- Exercise
Reproduce all of the listing below without alteration.

## Start Listed entries

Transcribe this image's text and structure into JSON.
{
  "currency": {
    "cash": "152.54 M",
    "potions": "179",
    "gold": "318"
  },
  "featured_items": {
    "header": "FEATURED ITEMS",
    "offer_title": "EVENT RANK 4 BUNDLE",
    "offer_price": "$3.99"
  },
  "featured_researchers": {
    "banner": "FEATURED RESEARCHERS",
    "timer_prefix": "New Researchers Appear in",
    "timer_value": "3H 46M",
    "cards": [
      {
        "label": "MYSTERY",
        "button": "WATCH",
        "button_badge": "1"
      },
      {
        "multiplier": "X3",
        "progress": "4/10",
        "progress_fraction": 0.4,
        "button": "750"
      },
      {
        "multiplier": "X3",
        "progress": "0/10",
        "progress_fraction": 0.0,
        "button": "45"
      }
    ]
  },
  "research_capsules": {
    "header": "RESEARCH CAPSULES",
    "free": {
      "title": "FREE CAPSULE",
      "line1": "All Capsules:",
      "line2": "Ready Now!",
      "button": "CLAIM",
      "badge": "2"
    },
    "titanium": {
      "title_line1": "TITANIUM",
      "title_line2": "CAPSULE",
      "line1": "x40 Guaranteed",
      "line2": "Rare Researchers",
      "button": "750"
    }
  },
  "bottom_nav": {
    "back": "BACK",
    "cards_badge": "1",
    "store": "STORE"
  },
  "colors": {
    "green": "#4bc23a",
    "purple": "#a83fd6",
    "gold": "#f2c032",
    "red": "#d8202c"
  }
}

## End Listed entries

- Answer for this exercise
Transcribe this image's text and structure into JSON.
{
  "currency": {
    "cash": "152.54 M",
    "potions": "179",
    "gold": "318"
  },
  "featured_items": {
    "header": "FEATURED ITEMS",
    "offer_title": "EVENT RANK 4 BUNDLE",
    "offer_price": "$3.99"
  },
  "featured_researchers": {
    "banner": "FEATURED RESEARCHERS",
    "timer_prefix": "New Researchers Appear in",
    "timer_value": "3H 46M",
    "cards": [
      {
        "label": "MYSTERY",
        "button": "WATCH",
        "button_badge": "1"
      },
      {
        "multiplier": "X3",
        "progress": "4/10",
        "progress_fraction": 0.4,
        "button": "750"
      },
      {
        "multiplier": "X3",
        "progress": "0/10",
        "progress_fraction": 0.0,
        "button": "45"
      }
    ]
  },
  "research_capsules": {
    "header": "RESEARCH CAPSULES",
    "free": {
      "title": "FREE CAPSULE",
      "line1": "All Capsules:",
      "line2": "Ready Now!",
      "button": "CLAIM",
      "badge": "2"
    },
    "titanium": {
      "title_line1": "TITANIUM",
      "title_line2": "CAPSULE",
      "line1": "x40 Guaranteed",
      "line2": "Rare Researchers",
      "button": "750"
    }
  },
  "bottom_nav": {
    "back": "BACK",
    "cards_badge": "1",
    "store": "STORE"
  },
  "colors": {
    "green": "#4bc23a",
    "purple": "#a83fd6",
    "gold": "#f2c032",
    "red": "#d8202c"
  }
}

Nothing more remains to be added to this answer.